## START

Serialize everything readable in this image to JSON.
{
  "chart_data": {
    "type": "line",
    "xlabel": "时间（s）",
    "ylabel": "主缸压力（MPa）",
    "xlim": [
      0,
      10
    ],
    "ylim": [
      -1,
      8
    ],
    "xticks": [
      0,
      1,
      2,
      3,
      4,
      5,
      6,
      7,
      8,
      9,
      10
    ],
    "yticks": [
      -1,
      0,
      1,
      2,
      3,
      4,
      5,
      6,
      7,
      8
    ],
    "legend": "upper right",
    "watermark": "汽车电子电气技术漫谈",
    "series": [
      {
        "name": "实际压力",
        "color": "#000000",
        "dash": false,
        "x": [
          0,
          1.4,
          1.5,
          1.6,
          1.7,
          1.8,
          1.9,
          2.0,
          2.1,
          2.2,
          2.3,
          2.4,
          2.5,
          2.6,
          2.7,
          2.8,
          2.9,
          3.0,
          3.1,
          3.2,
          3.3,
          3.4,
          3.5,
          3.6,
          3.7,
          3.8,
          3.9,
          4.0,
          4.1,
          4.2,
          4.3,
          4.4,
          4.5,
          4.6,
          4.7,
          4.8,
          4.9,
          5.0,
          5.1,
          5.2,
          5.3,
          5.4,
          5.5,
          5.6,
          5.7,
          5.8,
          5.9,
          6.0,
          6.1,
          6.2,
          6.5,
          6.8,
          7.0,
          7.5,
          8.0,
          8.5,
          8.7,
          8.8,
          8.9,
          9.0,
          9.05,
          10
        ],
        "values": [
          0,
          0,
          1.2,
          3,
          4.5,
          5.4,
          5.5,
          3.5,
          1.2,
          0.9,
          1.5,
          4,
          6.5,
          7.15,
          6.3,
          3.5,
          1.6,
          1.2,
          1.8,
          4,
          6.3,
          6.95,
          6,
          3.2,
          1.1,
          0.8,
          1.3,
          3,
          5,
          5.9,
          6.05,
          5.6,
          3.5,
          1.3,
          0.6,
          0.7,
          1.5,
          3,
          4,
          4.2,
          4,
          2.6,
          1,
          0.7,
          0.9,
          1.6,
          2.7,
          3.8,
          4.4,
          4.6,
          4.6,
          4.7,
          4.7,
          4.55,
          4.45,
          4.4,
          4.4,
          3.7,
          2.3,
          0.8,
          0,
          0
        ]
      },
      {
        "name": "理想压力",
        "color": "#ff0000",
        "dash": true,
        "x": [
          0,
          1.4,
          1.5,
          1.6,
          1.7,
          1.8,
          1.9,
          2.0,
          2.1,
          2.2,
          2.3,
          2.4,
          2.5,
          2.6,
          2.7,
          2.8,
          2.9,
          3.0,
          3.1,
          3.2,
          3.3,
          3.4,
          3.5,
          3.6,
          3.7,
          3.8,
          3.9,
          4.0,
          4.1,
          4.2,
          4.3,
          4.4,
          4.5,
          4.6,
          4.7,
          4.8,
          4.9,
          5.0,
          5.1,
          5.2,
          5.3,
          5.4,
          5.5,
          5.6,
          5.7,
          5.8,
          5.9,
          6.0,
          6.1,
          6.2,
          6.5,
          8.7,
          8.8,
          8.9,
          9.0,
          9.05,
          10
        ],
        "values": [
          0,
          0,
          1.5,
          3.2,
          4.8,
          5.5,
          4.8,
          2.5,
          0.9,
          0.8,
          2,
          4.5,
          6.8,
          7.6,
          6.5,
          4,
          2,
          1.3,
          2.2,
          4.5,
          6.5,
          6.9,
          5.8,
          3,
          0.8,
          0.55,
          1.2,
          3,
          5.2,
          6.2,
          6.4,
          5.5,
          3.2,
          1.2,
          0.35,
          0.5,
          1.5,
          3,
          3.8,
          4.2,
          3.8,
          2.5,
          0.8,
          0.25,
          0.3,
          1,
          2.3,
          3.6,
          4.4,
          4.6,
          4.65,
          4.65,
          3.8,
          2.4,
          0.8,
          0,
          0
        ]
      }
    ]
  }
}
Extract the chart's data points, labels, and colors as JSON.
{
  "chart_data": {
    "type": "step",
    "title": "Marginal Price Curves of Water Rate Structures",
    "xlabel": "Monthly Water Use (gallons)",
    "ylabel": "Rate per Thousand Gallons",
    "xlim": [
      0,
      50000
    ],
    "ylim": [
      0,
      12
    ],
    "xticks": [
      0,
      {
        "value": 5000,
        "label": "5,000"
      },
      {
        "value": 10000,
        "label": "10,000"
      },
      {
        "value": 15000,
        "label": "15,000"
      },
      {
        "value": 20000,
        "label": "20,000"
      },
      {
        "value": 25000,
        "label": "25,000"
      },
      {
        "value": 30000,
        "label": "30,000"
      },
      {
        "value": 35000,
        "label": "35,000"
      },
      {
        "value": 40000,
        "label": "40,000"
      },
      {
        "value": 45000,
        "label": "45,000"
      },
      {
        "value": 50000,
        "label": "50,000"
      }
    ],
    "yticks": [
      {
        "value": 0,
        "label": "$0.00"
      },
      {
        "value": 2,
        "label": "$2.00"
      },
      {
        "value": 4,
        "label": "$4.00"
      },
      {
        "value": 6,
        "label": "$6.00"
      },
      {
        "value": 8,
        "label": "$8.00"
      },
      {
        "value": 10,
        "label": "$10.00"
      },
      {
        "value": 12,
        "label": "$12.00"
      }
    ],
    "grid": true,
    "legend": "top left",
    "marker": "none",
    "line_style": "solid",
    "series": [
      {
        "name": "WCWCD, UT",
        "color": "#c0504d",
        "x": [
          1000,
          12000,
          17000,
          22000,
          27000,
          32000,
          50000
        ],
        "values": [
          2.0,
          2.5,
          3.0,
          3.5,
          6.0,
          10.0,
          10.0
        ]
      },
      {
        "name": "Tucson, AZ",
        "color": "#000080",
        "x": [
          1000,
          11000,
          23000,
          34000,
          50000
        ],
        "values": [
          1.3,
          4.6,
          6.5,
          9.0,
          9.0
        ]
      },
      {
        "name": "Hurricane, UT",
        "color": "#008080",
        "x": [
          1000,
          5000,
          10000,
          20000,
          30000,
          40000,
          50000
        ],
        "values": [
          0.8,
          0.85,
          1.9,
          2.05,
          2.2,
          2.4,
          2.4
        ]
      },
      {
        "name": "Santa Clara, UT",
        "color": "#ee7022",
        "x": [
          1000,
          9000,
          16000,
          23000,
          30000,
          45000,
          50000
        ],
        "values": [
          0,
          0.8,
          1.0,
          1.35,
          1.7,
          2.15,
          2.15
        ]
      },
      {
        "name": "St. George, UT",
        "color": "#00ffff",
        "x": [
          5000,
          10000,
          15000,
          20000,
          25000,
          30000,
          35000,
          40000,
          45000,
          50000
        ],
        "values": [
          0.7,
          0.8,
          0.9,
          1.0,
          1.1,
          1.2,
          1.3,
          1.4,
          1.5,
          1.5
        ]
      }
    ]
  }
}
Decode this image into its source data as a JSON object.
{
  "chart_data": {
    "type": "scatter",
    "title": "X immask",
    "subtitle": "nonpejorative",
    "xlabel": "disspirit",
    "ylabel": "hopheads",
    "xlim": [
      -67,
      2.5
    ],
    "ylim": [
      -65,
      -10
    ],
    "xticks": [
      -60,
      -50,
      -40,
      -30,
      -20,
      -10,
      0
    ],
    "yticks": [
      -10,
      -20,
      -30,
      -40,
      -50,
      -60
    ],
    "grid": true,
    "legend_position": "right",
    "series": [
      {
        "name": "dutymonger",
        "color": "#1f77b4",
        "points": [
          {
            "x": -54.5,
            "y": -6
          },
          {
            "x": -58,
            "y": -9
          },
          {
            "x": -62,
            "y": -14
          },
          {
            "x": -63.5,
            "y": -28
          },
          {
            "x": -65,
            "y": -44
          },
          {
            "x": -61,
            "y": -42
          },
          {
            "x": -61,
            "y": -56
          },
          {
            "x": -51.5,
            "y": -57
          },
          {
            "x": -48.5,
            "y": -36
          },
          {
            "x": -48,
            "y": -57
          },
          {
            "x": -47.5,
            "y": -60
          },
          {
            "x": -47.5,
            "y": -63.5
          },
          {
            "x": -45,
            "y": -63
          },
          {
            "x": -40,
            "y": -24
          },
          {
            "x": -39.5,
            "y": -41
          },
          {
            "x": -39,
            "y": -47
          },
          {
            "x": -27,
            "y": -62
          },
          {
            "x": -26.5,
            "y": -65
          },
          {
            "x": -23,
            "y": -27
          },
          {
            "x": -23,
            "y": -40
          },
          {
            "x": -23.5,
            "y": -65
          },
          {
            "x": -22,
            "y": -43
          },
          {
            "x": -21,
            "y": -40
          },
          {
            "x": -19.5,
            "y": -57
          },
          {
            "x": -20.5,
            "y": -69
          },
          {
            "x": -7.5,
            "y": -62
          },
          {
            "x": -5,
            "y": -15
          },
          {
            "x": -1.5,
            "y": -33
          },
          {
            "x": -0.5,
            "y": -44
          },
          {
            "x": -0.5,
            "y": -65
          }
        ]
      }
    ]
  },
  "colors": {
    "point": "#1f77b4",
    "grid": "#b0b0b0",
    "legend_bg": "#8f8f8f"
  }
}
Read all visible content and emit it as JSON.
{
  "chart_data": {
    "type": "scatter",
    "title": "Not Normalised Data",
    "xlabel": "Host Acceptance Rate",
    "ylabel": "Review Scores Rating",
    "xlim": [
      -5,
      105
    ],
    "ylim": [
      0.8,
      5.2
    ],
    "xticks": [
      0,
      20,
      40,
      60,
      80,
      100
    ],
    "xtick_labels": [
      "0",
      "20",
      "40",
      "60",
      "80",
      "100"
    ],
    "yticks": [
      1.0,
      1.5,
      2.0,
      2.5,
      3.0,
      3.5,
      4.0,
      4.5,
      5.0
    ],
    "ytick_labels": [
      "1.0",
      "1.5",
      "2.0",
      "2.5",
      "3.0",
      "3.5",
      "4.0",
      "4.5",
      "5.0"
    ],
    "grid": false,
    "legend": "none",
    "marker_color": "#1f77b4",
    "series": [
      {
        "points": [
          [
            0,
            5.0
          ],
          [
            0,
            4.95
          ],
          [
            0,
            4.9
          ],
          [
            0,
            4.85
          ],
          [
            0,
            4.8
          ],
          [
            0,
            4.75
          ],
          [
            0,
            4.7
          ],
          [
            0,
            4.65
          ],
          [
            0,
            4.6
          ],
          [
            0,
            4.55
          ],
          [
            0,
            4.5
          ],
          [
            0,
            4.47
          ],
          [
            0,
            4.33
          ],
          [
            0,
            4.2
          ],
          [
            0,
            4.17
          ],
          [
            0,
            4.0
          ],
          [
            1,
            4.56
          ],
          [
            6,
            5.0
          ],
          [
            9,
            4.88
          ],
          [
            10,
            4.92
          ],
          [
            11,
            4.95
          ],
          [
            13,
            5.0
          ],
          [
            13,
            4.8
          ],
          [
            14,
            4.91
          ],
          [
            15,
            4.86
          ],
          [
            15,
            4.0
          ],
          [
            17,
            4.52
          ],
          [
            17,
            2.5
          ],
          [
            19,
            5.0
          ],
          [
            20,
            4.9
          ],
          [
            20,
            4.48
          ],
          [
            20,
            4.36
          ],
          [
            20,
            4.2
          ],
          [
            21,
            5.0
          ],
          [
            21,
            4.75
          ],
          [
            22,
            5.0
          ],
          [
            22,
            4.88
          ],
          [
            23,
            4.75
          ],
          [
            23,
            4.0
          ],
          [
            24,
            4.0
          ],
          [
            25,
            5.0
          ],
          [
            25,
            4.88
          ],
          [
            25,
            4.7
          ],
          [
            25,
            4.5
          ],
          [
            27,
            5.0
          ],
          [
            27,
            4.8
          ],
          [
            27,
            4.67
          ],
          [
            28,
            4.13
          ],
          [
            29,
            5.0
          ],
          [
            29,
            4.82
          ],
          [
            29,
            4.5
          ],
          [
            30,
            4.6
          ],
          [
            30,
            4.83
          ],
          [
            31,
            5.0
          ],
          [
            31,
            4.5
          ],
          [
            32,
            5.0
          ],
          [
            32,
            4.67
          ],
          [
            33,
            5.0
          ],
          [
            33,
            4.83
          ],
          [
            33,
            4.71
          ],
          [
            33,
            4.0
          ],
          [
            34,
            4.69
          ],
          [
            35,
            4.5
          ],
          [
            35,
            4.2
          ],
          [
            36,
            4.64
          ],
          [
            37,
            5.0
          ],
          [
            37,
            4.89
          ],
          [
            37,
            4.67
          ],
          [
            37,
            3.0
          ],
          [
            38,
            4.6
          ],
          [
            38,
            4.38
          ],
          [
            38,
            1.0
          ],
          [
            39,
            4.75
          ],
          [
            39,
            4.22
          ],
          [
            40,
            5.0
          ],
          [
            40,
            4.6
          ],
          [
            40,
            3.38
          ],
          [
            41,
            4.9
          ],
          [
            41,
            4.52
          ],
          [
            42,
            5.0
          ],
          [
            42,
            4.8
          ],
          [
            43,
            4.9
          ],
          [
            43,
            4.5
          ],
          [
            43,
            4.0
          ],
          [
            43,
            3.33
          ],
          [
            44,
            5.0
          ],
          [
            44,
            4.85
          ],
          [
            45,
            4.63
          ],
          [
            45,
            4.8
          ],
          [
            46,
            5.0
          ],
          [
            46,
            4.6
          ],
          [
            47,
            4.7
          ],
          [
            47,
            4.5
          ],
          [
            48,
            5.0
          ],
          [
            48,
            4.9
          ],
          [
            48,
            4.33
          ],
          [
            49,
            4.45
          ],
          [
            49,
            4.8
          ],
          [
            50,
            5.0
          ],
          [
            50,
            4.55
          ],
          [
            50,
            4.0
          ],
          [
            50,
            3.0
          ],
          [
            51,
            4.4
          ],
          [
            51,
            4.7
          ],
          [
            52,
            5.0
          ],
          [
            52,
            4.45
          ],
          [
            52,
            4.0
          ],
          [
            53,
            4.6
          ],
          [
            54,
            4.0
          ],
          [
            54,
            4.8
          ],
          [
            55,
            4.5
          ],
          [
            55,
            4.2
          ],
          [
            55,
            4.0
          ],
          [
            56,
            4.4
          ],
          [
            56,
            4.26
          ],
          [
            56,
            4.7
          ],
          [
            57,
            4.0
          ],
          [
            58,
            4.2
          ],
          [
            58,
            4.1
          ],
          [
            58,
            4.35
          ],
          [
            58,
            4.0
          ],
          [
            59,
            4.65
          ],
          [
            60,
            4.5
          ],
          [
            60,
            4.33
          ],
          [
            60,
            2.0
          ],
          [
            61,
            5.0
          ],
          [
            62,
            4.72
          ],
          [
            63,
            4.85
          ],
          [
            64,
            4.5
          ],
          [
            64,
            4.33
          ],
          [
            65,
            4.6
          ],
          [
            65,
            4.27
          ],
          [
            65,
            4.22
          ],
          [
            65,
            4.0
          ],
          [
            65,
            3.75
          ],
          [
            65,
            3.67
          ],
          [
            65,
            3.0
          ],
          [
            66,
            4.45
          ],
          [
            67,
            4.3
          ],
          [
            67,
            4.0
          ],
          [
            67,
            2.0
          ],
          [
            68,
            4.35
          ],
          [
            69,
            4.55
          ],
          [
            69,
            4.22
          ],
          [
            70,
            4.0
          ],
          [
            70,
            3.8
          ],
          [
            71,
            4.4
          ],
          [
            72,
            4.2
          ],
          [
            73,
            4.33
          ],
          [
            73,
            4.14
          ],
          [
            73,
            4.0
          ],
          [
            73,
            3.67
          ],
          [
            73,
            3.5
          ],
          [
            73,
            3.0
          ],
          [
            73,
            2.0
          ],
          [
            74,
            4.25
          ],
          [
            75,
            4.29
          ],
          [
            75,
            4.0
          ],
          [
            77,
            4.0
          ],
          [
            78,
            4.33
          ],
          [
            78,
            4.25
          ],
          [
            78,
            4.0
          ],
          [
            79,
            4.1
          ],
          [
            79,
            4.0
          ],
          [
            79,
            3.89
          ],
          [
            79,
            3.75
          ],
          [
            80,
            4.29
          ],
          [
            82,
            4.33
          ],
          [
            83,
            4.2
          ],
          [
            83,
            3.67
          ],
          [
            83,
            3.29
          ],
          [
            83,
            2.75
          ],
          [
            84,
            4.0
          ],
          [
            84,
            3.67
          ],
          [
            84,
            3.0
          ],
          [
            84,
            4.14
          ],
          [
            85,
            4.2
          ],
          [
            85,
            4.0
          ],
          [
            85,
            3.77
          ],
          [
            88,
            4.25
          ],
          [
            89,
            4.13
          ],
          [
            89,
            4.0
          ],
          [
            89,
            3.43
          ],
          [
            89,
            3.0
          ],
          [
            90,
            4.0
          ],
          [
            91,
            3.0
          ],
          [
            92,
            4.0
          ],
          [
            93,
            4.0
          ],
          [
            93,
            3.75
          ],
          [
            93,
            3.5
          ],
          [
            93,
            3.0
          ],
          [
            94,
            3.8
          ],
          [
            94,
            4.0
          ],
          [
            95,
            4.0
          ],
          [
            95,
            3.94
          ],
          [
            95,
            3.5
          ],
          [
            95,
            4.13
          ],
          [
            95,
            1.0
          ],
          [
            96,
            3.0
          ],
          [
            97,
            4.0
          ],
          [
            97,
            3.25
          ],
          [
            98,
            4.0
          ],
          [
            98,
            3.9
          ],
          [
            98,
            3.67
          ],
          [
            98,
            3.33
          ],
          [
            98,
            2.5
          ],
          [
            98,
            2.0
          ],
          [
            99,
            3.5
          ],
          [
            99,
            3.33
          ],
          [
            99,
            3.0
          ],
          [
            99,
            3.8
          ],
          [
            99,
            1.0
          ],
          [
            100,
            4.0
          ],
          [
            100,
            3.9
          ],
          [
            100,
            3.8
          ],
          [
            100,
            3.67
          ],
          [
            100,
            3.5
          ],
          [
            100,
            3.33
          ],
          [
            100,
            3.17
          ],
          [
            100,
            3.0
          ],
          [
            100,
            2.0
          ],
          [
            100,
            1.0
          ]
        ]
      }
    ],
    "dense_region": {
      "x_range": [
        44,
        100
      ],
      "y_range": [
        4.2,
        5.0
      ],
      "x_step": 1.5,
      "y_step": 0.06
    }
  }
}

## END

[WHAT YOU ARE ASKED TO DO]
Gather and copy every line of the data in which the string "xlabel" is found.

[EXERCISE RESPONSE]
    "xlabel": "时间（s）",
    "xlabel": "Monthly Water Use (gallons)",
    "xlabel": "disspirit",
    "xlabel": "Host Acceptance Rate",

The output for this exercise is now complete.